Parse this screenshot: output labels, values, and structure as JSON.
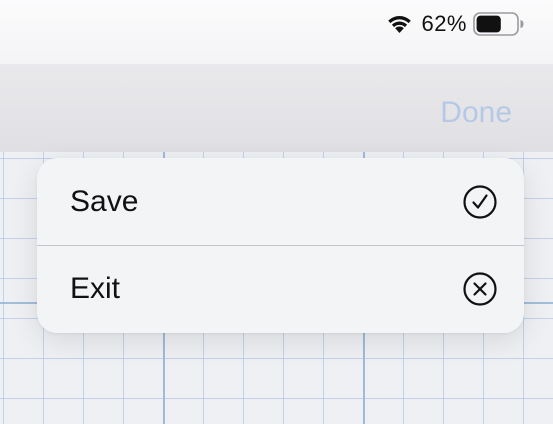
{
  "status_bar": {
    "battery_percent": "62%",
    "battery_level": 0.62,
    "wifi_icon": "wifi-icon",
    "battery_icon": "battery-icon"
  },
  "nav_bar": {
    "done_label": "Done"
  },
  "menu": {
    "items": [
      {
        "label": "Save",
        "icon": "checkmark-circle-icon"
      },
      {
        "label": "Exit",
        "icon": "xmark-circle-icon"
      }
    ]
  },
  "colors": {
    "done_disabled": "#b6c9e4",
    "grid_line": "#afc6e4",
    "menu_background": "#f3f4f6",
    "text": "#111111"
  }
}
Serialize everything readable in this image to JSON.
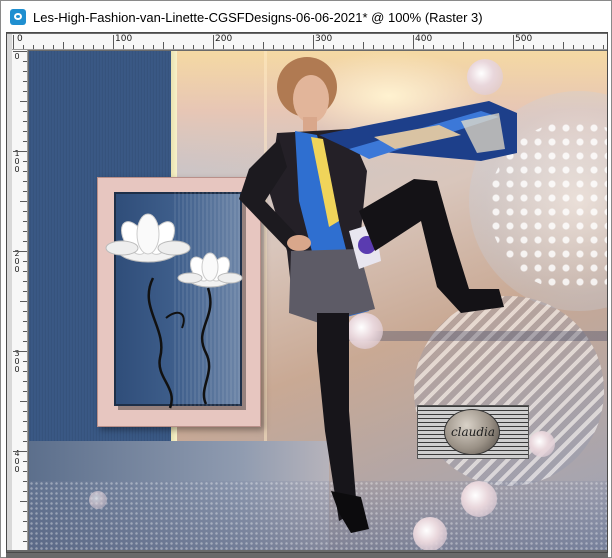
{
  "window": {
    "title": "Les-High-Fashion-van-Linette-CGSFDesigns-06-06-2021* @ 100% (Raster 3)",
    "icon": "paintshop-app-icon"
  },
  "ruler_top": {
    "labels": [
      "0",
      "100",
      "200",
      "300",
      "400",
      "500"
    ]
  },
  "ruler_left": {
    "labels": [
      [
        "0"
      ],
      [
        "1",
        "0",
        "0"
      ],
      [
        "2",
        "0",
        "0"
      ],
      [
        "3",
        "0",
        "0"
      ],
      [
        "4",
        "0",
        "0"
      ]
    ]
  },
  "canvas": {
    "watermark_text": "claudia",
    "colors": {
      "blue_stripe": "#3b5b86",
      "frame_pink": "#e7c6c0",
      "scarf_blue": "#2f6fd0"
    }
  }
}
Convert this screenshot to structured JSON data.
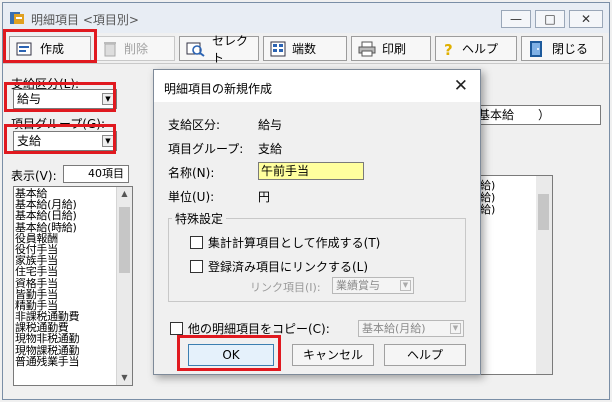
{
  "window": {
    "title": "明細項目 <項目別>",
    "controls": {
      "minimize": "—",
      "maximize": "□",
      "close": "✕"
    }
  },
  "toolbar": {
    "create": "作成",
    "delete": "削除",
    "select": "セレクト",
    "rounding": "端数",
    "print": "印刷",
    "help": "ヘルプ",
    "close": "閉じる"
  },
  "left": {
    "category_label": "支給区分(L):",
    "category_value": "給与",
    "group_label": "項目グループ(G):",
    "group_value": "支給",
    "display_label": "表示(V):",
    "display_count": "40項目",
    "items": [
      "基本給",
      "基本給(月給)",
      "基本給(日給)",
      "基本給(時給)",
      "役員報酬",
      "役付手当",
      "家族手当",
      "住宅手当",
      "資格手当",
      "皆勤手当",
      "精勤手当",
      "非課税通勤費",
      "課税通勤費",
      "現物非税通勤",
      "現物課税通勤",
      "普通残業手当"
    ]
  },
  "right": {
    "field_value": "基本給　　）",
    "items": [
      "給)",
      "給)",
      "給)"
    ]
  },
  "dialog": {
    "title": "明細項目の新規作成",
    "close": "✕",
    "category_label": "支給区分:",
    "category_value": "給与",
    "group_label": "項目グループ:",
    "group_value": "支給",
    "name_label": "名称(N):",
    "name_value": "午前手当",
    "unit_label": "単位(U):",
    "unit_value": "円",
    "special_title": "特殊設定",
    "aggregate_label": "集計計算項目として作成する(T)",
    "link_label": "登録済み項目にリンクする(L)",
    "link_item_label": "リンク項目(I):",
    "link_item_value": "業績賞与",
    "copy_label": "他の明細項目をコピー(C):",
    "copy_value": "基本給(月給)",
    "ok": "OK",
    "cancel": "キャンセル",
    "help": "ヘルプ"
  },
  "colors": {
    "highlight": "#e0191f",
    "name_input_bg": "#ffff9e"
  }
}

===

— Task instructions —
Please copy exactly the lines from the one containing "Convert this screenshot" through the last line of the records above, both included, and leave out any pictures.

— Task output —
Convert this screenshot to structured JSON data.
{
  "window": {
    "title": "明細項目 <項目別>",
    "controls": {
      "minimize": "—",
      "maximize": "□",
      "close": "✕"
    }
  },
  "toolbar": {
    "create": "作成",
    "delete": "削除",
    "select": "セレクト",
    "rounding": "端数",
    "print": "印刷",
    "help": "ヘルプ",
    "close": "閉じる"
  },
  "left": {
    "category_label": "支給区分(L):",
    "category_value": "給与",
    "group_label": "項目グループ(G):",
    "group_value": "支給",
    "display_label": "表示(V):",
    "display_count": "40項目",
    "items": [
      "基本給",
      "基本給(月給)",
      "基本給(日給)",
      "基本給(時給)",
      "役員報酬",
      "役付手当",
      "家族手当",
      "住宅手当",
      "資格手当",
      "皆勤手当",
      "精勤手当",
      "非課税通勤費",
      "課税通勤費",
      "現物非税通勤",
      "現物課税通勤",
      "普通残業手当"
    ]
  },
  "right": {
    "field_value": "基本給　　）",
    "items": [
      "給)",
      "給)",
      "給)"
    ]
  },
  "dialog": {
    "title": "明細項目の新規作成",
    "close": "✕",
    "category_label": "支給区分:",
    "category_value": "給与",
    "group_label": "項目グループ:",
    "group_value": "支給",
    "name_label": "名称(N):",
    "name_value": "午前手当",
    "unit_label": "単位(U):",
    "unit_value": "円",
    "special_title": "特殊設定",
    "aggregate_label": "集計計算項目として作成する(T)",
    "link_label": "登録済み項目にリンクする(L)",
    "link_item_label": "リンク項目(I):",
    "link_item_value": "業績賞与",
    "copy_label": "他の明細項目をコピー(C):",
    "copy_value": "基本給(月給)",
    "ok": "OK",
    "cancel": "キャンセル",
    "help": "ヘルプ"
  },
  "colors": {
    "highlight": "#e0191f",
    "name_input_bg": "#ffff9e"
  }
}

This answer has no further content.